--- Begin GIVEN RECORDS ---

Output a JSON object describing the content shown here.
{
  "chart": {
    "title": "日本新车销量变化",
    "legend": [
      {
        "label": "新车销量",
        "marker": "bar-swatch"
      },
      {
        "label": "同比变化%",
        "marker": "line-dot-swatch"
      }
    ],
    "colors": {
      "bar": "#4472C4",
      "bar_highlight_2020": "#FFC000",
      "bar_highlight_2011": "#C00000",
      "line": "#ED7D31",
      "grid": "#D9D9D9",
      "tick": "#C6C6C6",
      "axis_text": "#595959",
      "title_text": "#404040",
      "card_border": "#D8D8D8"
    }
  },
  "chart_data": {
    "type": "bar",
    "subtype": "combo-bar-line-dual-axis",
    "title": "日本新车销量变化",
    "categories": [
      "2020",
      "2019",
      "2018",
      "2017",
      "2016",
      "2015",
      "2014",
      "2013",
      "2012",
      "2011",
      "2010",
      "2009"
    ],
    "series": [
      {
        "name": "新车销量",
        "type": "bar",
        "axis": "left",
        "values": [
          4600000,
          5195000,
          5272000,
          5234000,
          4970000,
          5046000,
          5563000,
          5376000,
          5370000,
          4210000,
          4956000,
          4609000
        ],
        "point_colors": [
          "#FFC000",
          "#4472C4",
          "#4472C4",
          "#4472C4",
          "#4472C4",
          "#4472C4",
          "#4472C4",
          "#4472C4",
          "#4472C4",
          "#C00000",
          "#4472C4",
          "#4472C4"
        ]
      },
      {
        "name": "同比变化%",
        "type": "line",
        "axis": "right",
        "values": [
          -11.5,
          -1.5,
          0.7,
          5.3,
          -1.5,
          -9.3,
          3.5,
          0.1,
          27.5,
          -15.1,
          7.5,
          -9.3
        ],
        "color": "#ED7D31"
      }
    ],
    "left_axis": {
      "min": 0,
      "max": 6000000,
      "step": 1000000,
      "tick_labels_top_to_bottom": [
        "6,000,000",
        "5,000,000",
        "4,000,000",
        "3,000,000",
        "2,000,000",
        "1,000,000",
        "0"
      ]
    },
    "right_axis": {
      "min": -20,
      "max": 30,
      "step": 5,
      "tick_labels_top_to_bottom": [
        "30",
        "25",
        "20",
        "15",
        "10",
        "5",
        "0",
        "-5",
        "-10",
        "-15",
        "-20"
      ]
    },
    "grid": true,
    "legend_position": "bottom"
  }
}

--- End GIVEN RECORDS ---

EXERCISE INSTRUCTIONS
Copy out all the entries shown above, character for character.

FINISHED TASK
Output a JSON object describing the content shown here.
{
  "chart": {
    "title": "日本新车销量变化",
    "legend": [
      {
        "label": "新车销量",
        "marker": "bar-swatch"
      },
      {
        "label": "同比变化%",
        "marker": "line-dot-swatch"
      }
    ],
    "colors": {
      "bar": "#4472C4",
      "bar_highlight_2020": "#FFC000",
      "bar_highlight_2011": "#C00000",
      "line": "#ED7D31",
      "grid": "#D9D9D9",
      "tick": "#C6C6C6",
      "axis_text": "#595959",
      "title_text": "#404040",
      "card_border": "#D8D8D8"
    }
  },
  "chart_data": {
    "type": "bar",
    "subtype": "combo-bar-line-dual-axis",
    "title": "日本新车销量变化",
    "categories": [
      "2020",
      "2019",
      "2018",
      "2017",
      "2016",
      "2015",
      "2014",
      "2013",
      "2012",
      "2011",
      "2010",
      "2009"
    ],
    "series": [
      {
        "name": "新车销量",
        "type": "bar",
        "axis": "left",
        "values": [
          4600000,
          5195000,
          5272000,
          5234000,
          4970000,
          5046000,
          5563000,
          5376000,
          5370000,
          4210000,
          4956000,
          4609000
        ],
        "point_colors": [
          "#FFC000",
          "#4472C4",
          "#4472C4",
          "#4472C4",
          "#4472C4",
          "#4472C4",
          "#4472C4",
          "#4472C4",
          "#4472C4",
          "#C00000",
          "#4472C4",
          "#4472C4"
        ]
      },
      {
        "name": "同比变化%",
        "type": "line",
        "axis": "right",
        "values": [
          -11.5,
          -1.5,
          0.7,
          5.3,
          -1.5,
          -9.3,
          3.5,
          0.1,
          27.5,
          -15.1,
          7.5,
          -9.3
        ],
        "color": "#ED7D31"
      }
    ],
    "left_axis": {
      "min": 0,
      "max": 6000000,
      "step": 1000000,
      "tick_labels_top_to_bottom": [
        "6,000,000",
        "5,000,000",
        "4,000,000",
        "3,000,000",
        "2,000,000",
        "1,000,000",
        "0"
      ]
    },
    "right_axis": {
      "min": -20,
      "max": 30,
      "step": 5,
      "tick_labels_top_to_bottom": [
        "30",
        "25",
        "20",
        "15",
        "10",
        "5",
        "0",
        "-5",
        "-10",
        "-15",
        "-20"
      ]
    },
    "grid": true,
    "legend_position": "bottom"
  }
}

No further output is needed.